◆ **Set problem**
Find how many lines hold the word "single" and give that number only.

━━━ Task inputs

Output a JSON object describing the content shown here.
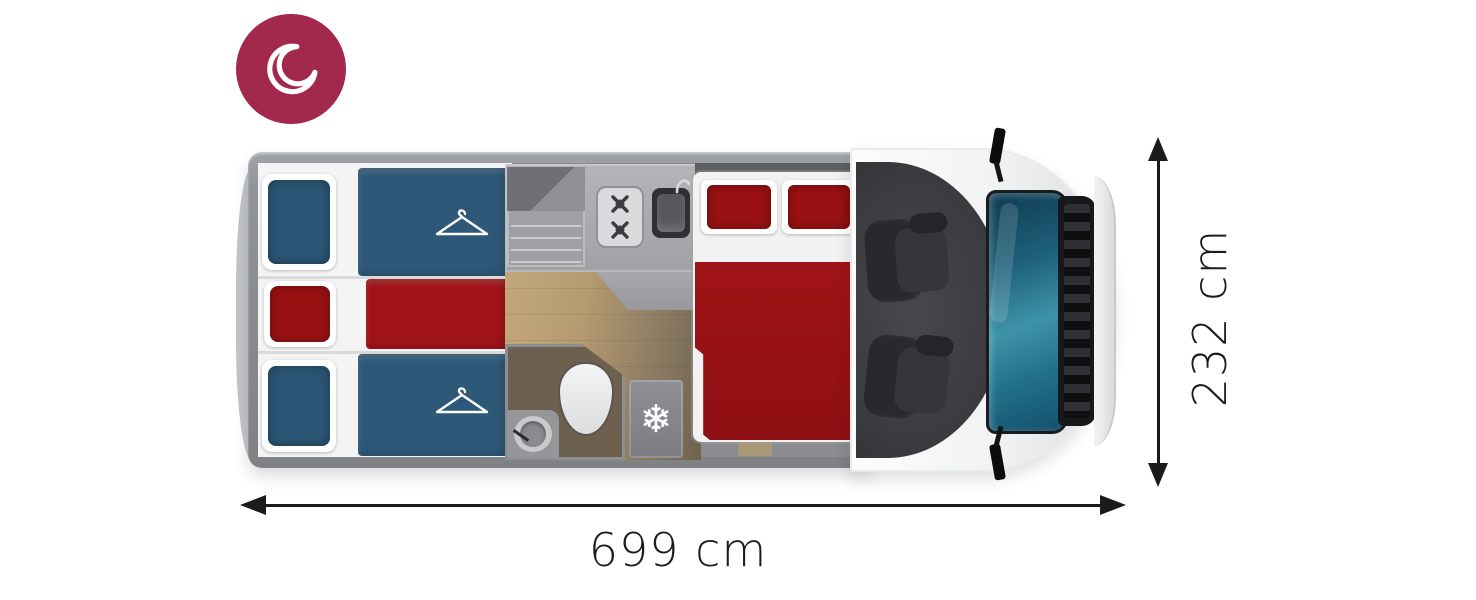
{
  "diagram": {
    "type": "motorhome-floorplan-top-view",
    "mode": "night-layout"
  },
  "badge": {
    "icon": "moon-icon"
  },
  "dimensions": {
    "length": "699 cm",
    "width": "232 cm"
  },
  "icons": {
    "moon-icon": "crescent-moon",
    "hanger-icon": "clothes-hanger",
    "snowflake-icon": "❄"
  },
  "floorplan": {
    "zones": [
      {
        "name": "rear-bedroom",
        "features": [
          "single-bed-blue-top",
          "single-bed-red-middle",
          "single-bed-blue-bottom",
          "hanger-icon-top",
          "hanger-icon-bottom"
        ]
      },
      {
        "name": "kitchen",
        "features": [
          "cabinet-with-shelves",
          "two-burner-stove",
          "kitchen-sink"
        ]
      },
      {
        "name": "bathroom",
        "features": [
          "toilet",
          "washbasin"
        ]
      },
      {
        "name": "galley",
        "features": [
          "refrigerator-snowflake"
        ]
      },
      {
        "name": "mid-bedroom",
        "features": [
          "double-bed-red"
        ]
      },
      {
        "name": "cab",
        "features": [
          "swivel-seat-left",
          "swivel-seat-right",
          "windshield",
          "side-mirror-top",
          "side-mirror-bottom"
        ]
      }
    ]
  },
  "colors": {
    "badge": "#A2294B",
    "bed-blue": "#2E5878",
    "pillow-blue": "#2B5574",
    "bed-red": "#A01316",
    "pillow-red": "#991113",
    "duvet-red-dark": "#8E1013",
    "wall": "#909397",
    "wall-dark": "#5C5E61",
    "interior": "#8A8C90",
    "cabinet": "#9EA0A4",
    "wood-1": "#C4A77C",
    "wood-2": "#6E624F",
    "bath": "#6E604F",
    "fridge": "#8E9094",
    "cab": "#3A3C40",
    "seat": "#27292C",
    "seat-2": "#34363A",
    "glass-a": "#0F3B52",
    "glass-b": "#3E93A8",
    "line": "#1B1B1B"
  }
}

━━━━━━

◆ **Answer to the exercise**
3